* **Exercise**: Repeat each line exactly as it is written.

========================================

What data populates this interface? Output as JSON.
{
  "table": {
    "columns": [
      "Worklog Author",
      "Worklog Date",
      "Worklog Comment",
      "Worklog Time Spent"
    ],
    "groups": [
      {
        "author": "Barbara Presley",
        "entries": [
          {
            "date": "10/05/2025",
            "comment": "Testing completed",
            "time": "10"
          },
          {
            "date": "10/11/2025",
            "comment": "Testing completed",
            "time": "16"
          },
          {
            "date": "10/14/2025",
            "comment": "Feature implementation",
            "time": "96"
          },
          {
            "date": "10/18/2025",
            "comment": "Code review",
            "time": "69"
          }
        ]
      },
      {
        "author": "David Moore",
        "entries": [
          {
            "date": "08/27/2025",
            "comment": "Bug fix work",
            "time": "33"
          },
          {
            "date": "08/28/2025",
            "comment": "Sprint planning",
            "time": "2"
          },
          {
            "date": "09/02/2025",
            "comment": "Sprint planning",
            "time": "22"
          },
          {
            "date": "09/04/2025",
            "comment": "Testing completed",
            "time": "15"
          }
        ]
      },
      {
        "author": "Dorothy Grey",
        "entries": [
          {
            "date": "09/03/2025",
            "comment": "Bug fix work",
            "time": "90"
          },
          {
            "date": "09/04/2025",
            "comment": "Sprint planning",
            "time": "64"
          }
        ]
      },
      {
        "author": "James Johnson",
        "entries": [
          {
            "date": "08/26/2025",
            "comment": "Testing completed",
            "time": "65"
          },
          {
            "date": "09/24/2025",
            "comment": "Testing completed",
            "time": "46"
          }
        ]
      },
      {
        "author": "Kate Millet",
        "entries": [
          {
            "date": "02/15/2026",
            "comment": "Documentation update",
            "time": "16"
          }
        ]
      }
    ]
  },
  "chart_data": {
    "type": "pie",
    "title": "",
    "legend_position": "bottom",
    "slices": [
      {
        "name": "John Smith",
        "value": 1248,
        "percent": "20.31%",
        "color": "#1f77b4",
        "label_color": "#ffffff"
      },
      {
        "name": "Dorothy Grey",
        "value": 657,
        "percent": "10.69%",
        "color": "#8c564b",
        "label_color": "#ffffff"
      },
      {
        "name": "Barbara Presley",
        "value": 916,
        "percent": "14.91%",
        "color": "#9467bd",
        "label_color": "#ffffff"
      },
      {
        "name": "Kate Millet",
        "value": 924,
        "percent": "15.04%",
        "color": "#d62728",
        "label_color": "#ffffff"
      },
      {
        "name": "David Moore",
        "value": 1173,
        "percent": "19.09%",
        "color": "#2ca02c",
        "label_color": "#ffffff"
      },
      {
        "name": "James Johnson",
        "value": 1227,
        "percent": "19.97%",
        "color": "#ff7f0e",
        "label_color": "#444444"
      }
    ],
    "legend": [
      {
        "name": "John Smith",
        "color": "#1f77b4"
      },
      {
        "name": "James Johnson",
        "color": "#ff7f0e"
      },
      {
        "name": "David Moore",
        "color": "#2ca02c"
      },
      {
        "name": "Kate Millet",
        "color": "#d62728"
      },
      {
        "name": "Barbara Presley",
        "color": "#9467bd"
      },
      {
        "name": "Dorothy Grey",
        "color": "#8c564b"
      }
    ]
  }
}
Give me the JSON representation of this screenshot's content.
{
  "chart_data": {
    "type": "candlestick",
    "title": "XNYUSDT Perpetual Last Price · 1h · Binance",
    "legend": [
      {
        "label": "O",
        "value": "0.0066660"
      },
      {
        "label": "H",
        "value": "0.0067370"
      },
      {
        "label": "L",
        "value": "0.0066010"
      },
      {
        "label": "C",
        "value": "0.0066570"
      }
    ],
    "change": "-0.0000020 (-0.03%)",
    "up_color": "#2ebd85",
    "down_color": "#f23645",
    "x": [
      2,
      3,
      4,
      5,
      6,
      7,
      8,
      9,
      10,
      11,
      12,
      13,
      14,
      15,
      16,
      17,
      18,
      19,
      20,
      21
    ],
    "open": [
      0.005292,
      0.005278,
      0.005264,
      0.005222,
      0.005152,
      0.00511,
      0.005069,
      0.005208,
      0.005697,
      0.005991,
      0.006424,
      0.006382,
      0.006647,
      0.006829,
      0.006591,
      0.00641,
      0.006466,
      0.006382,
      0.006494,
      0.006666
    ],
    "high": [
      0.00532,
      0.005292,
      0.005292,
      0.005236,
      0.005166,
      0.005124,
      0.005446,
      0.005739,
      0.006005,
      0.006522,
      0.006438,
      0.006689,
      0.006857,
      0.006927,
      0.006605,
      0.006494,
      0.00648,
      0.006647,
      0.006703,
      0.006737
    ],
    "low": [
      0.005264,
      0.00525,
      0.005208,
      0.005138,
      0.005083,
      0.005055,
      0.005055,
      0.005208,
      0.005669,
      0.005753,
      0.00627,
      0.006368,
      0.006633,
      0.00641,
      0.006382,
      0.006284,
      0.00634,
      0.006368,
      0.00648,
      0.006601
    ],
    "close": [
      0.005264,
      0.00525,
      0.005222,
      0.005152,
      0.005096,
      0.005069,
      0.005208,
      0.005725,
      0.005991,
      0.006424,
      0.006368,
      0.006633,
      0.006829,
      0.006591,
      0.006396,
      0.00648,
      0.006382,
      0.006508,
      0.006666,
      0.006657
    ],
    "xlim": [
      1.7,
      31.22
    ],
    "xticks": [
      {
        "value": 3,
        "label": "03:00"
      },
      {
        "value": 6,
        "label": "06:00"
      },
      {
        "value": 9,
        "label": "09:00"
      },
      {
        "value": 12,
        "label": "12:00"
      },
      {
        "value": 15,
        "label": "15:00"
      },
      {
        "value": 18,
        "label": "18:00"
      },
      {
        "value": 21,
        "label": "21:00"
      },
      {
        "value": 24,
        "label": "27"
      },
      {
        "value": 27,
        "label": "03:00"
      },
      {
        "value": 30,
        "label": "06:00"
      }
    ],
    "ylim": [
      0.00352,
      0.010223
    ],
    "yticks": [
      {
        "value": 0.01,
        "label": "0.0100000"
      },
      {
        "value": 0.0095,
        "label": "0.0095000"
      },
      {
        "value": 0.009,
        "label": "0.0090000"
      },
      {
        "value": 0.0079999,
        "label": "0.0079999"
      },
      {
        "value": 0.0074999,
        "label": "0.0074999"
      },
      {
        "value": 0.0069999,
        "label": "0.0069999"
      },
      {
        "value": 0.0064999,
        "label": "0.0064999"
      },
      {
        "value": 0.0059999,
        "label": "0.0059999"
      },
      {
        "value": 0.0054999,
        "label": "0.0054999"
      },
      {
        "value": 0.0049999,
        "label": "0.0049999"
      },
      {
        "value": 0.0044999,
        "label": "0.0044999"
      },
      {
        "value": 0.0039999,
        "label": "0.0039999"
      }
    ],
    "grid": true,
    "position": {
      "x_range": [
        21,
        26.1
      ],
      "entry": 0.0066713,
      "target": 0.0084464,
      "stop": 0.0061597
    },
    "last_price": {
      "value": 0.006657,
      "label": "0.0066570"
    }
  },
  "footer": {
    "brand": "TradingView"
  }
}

========================================

* **Full solution**:
What data populates this interface? Output as JSON.
{
  "table": {
    "columns": [
      "Worklog Author",
      "Worklog Date",
      "Worklog Comment",
      "Worklog Time Spent"
    ],
    "groups": [
      {
        "author": "Barbara Presley",
        "entries": [
          {
            "date": "10/05/2025",
            "comment": "Testing completed",
            "time": "10"
          },
          {
            "date": "10/11/2025",
            "comment": "Testing completed",
            "time": "16"
          },
          {
            "date": "10/14/2025",
            "comment": "Feature implementation",
            "time": "96"
          },
          {
            "date": "10/18/2025",
            "comment": "Code review",
            "time": "69"
          }
        ]
      },
      {
        "author": "David Moore",
        "entries": [
          {
            "date": "08/27/2025",
            "comment": "Bug fix work",
            "time": "33"
          },
          {
            "date": "08/28/2025",
            "comment": "Sprint planning",
            "time": "2"
          },
          {
            "date": "09/02/2025",
            "comment": "Sprint planning",
            "time": "22"
          },
          {
            "date": "09/04/2025",
            "comment": "Testing completed",
            "time": "15"
          }
        ]
      },
      {
        "author": "Dorothy Grey",
        "entries": [
          {
            "date": "09/03/2025",
            "comment": "Bug fix work",
            "time": "90"
          },
          {
            "date": "09/04/2025",
            "comment": "Sprint planning",
            "time": "64"
          }
        ]
      },
      {
        "author": "James Johnson",
        "entries": [
          {
            "date": "08/26/2025",
            "comment": "Testing completed",
            "time": "65"
          },
          {
            "date": "09/24/2025",
            "comment": "Testing completed",
            "time": "46"
          }
        ]
      },
      {
        "author": "Kate Millet",
        "entries": [
          {
            "date": "02/15/2026",
            "comment": "Documentation update",
            "time": "16"
          }
        ]
      }
    ]
  },
  "chart_data": {
    "type": "pie",
    "title": "",
    "legend_position": "bottom",
    "slices": [
      {
        "name": "John Smith",
        "value": 1248,
        "percent": "20.31%",
        "color": "#1f77b4",
        "label_color": "#ffffff"
      },
      {
        "name": "Dorothy Grey",
        "value": 657,
        "percent": "10.69%",
        "color": "#8c564b",
        "label_color": "#ffffff"
      },
      {
        "name": "Barbara Presley",
        "value": 916,
        "percent": "14.91%",
        "color": "#9467bd",
        "label_color": "#ffffff"
      },
      {
        "name": "Kate Millet",
        "value": 924,
        "percent": "15.04%",
        "color": "#d62728",
        "label_color": "#ffffff"
      },
      {
        "name": "David Moore",
        "value": 1173,
        "percent": "19.09%",
        "color": "#2ca02c",
        "label_color": "#ffffff"
      },
      {
        "name": "James Johnson",
        "value": 1227,
        "percent": "19.97%",
        "color": "#ff7f0e",
        "label_color": "#444444"
      }
    ],
    "legend": [
      {
        "name": "John Smith",
        "color": "#1f77b4"
      },
      {
        "name": "James Johnson",
        "color": "#ff7f0e"
      },
      {
        "name": "David Moore",
        "color": "#2ca02c"
      },
      {
        "name": "Kate Millet",
        "color": "#d62728"
      },
      {
        "name": "Barbara Presley",
        "color": "#9467bd"
      },
      {
        "name": "Dorothy Grey",
        "color": "#8c564b"
      }
    ]
  }
}
Give me the JSON representation of this screenshot's content.
{
  "chart_data": {
    "type": "candlestick",
    "title": "XNYUSDT Perpetual Last Price · 1h · Binance",
    "legend": [
      {
        "label": "O",
        "value": "0.0066660"
      },
      {
        "label": "H",
        "value": "0.0067370"
      },
      {
        "label": "L",
        "value": "0.0066010"
      },
      {
        "label": "C",
        "value": "0.0066570"
      }
    ],
    "change": "-0.0000020 (-0.03%)",
    "up_color": "#2ebd85",
    "down_color": "#f23645",
    "x": [
      2,
      3,
      4,
      5,
      6,
      7,
      8,
      9,
      10,
      11,
      12,
      13,
      14,
      15,
      16,
      17,
      18,
      19,
      20,
      21
    ],
    "open": [
      0.005292,
      0.005278,
      0.005264,
      0.005222,
      0.005152,
      0.00511,
      0.005069,
      0.005208,
      0.005697,
      0.005991,
      0.006424,
      0.006382,
      0.006647,
      0.006829,
      0.006591,
      0.00641,
      0.006466,
      0.006382,
      0.006494,
      0.006666
    ],
    "high": [
      0.00532,
      0.005292,
      0.005292,
      0.005236,
      0.005166,
      0.005124,
      0.005446,
      0.005739,
      0.006005,
      0.006522,
      0.006438,
      0.006689,
      0.006857,
      0.006927,
      0.006605,
      0.006494,
      0.00648,
      0.006647,
      0.006703,
      0.006737
    ],
    "low": [
      0.005264,
      0.00525,
      0.005208,
      0.005138,
      0.005083,
      0.005055,
      0.005055,
      0.005208,
      0.005669,
      0.005753,
      0.00627,
      0.006368,
      0.006633,
      0.00641,
      0.006382,
      0.006284,
      0.00634,
      0.006368,
      0.00648,
      0.006601
    ],
    "close": [
      0.005264,
      0.00525,
      0.005222,
      0.005152,
      0.005096,
      0.005069,
      0.005208,
      0.005725,
      0.005991,
      0.006424,
      0.006368,
      0.006633,
      0.006829,
      0.006591,
      0.006396,
      0.00648,
      0.006382,
      0.006508,
      0.006666,
      0.006657
    ],
    "xlim": [
      1.7,
      31.22
    ],
    "xticks": [
      {
        "value": 3,
        "label": "03:00"
      },
      {
        "value": 6,
        "label": "06:00"
      },
      {
        "value": 9,
        "label": "09:00"
      },
      {
        "value": 12,
        "label": "12:00"
      },
      {
        "value": 15,
        "label": "15:00"
      },
      {
        "value": 18,
        "label": "18:00"
      },
      {
        "value": 21,
        "label": "21:00"
      },
      {
        "value": 24,
        "label": "27"
      },
      {
        "value": 27,
        "label": "03:00"
      },
      {
        "value": 30,
        "label": "06:00"
      }
    ],
    "ylim": [
      0.00352,
      0.010223
    ],
    "yticks": [
      {
        "value": 0.01,
        "label": "0.0100000"
      },
      {
        "value": 0.0095,
        "label": "0.0095000"
      },
      {
        "value": 0.009,
        "label": "0.0090000"
      },
      {
        "value": 0.0079999,
        "label": "0.0079999"
      },
      {
        "value": 0.0074999,
        "label": "0.0074999"
      },
      {
        "value": 0.0069999,
        "label": "0.0069999"
      },
      {
        "value": 0.0064999,
        "label": "0.0064999"
      },
      {
        "value": 0.0059999,
        "label": "0.0059999"
      },
      {
        "value": 0.0054999,
        "label": "0.0054999"
      },
      {
        "value": 0.0049999,
        "label": "0.0049999"
      },
      {
        "value": 0.0044999,
        "label": "0.0044999"
      },
      {
        "value": 0.0039999,
        "label": "0.0039999"
      }
    ],
    "grid": true,
    "position": {
      "x_range": [
        21,
        26.1
      ],
      "entry": 0.0066713,
      "target": 0.0084464,
      "stop": 0.0061597
    },
    "last_price": {
      "value": 0.006657,
      "label": "0.0066570"
    }
  },
  "footer": {
    "brand": "TradingView"
  }
}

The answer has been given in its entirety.